- _YOUR INSTRUCTIONS_: Go through the entries below and copy each line containing the word "down".

- _RECORDS FOR PROCESSING_:
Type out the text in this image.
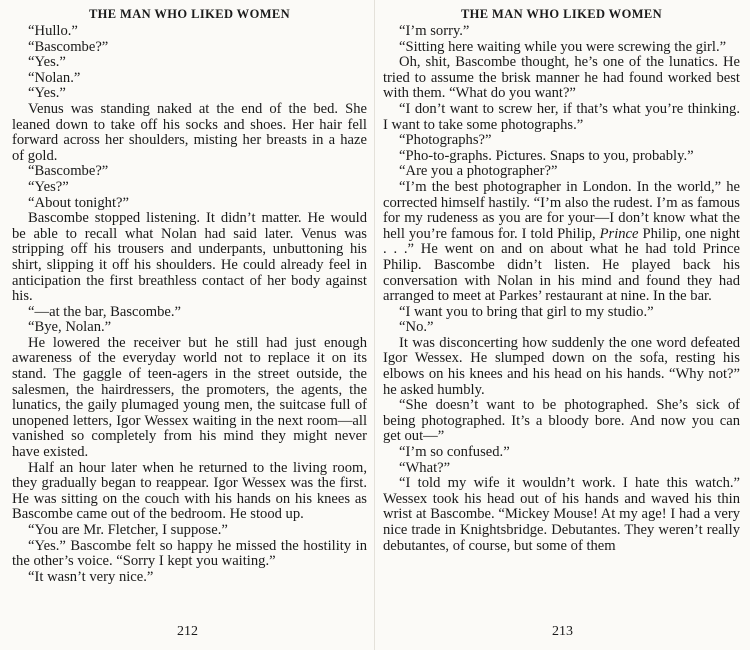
THE MAN WHO LIKED WOMEN

“Hullo.”

“Bascombe?”

“Yes.”

“Nolan.”

“Yes.”

Venus was standing naked at the end of the bed. She leaned down to take off his socks and shoes. Her hair fell forward across her shoulders, misting her breasts in a haze of gold.

“Bascombe?”

“Yes?”

“About tonight?”

Bascombe stopped listening. It didn’t matter. He would be able to recall what Nolan had said later. Venus was stripping off his trousers and underpants, unbuttoning his shirt, slipping it off his shoulders. He could already feel in anticipation the first breathless contact of her body against his.

“—at the bar, Bascombe.”

“Bye, Nolan.”

He lowered the receiver but he still had just enough awareness of the everyday world not to replace it on its stand. The gaggle of teen-agers in the street outside, the salesmen, the hairdressers, the promoters, the agents, the lunatics, the gaily plumaged young men, the suitcase full of unopened letters, Igor Wessex waiting in the next room—all vanished so completely from his mind they might never have existed.

Half an hour later when he returned to the living room, they gradually began to reappear. Igor Wessex was the first. He was sitting on the couch with his hands on his knees as Bascombe came out of the bedroom. He stood up.

“You are Mr. Fletcher, I suppose.”

“Yes.” Bascombe felt so happy he missed the hostility in the other’s voice. “Sorry I kept you waiting.”

“It wasn’t very nice.”

212
THE MAN WHO LIKED WOMEN

“I’m sorry.”

“Sitting here waiting while you were screwing the girl.”

Oh, shit, Bascombe thought, he’s one of the lunatics. He tried to assume the brisk manner he had found worked best with them. “What do you want?”

“I don’t want to screw her, if that’s what you’re thinking. I want to take some photographs.”

“Photographs?”

“Pho-to-graphs. Pictures. Snaps to you, probably.”

“Are you a photographer?”

“I’m the best photographer in London. In the world,” he corrected himself hastily. “I’m also the rudest. I’m as famous for my rudeness as you are for your—I don’t know what the hell you’re famous for. I told Philip, Prince Philip, one night . . .” He went on and on about what he had told Prince Philip. Bascombe didn’t listen. He played back his conversation with Nolan in his mind and found they had arranged to meet at Parkes’ restaurant at nine. In the bar.

“I want you to bring that girl to my studio.”

“No.”

It was disconcerting how suddenly the one word defeated Igor Wessex. He slumped down on the sofa, resting his elbows on his knees and his head on his hands. “Why not?” he asked humbly.

“She doesn’t want to be photographed. She’s sick of being photographed. It’s a bloody bore. And now you can get out—”

“I’m so confused.”

“What?”

“I told my wife it wouldn’t work. I hate this watch.” Wessex took his head out of his hands and waved his thin wrist at Bascombe. “Mickey Mouse! At my age! I had a very nice trade in Knightsbridge. Debutantes. They weren’t really debutantes, of course, but some of them

213
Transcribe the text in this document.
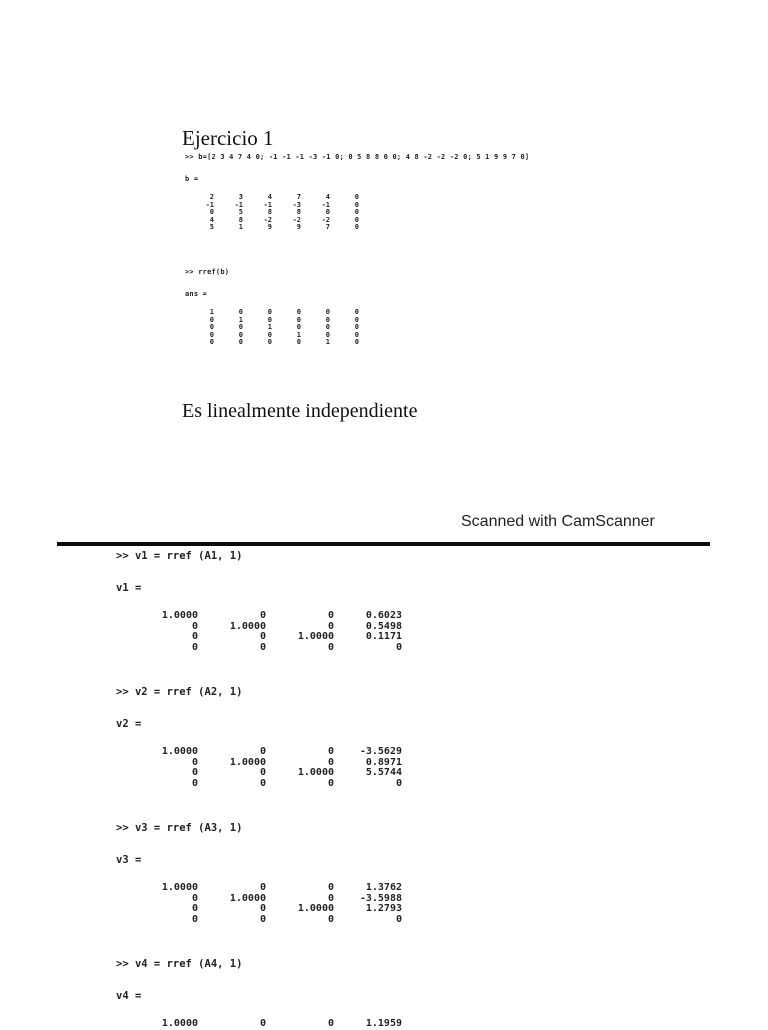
Ejercicio 1
>> b=[2 3 4 7 4 0; -1 -1 -1 -3 -1 0; 0 5 8 8 0 0; 4 8 -2 -2 -2 0; 5 1 9 9 7 0]
b =
2	3	4	7	4	0
-1	-1	-1	-3	-1	0
0	5	8	8	0	0
4	8	-2	-2	-2	0
5	1	9	9	7	0
>> rref(b)
ans =
1	0	0	0	0	0
0	1	0	0	0	0
0	0	1	0	0	0
0	0	0	1	0	0
0	0	0	0	1	0
Es linealmente independiente
Scanned with CamScanner
>> v1 = rref (A1, 1)
v1 =
1.0000	0	0	0.6023
0	1.0000	0	0.5498
0	0	1.0000	0.1171
0	0	0	0
>> v2 = rref (A2, 1)
v2 =
1.0000	0	0	-3.5629
0	1.0000	0	0.8971
0	0	1.0000	5.5744
0	0	0	0
>> v3 = rref (A3, 1)
v3 =
1.0000	0	0	1.3762
0	1.0000	0	-3.5988
0	0	1.0000	1.2793
0	0	0	0
>> v4 = rref (A4, 1)
v4 =
1.0000	0	0	1.1959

- _EXERCISE ANSWER_:
Venus was standing naked at the end of the bed. She leaned down to take off his socks and shoes. Her hair fell forward across her shoulders, misting her breasts in a haze of gold.
It was disconcerting how suddenly the one word defeated Igor Wessex. He slumped down on the sofa, resting his elbows on his knees and his head on his hands. “Why not?” he asked humbly.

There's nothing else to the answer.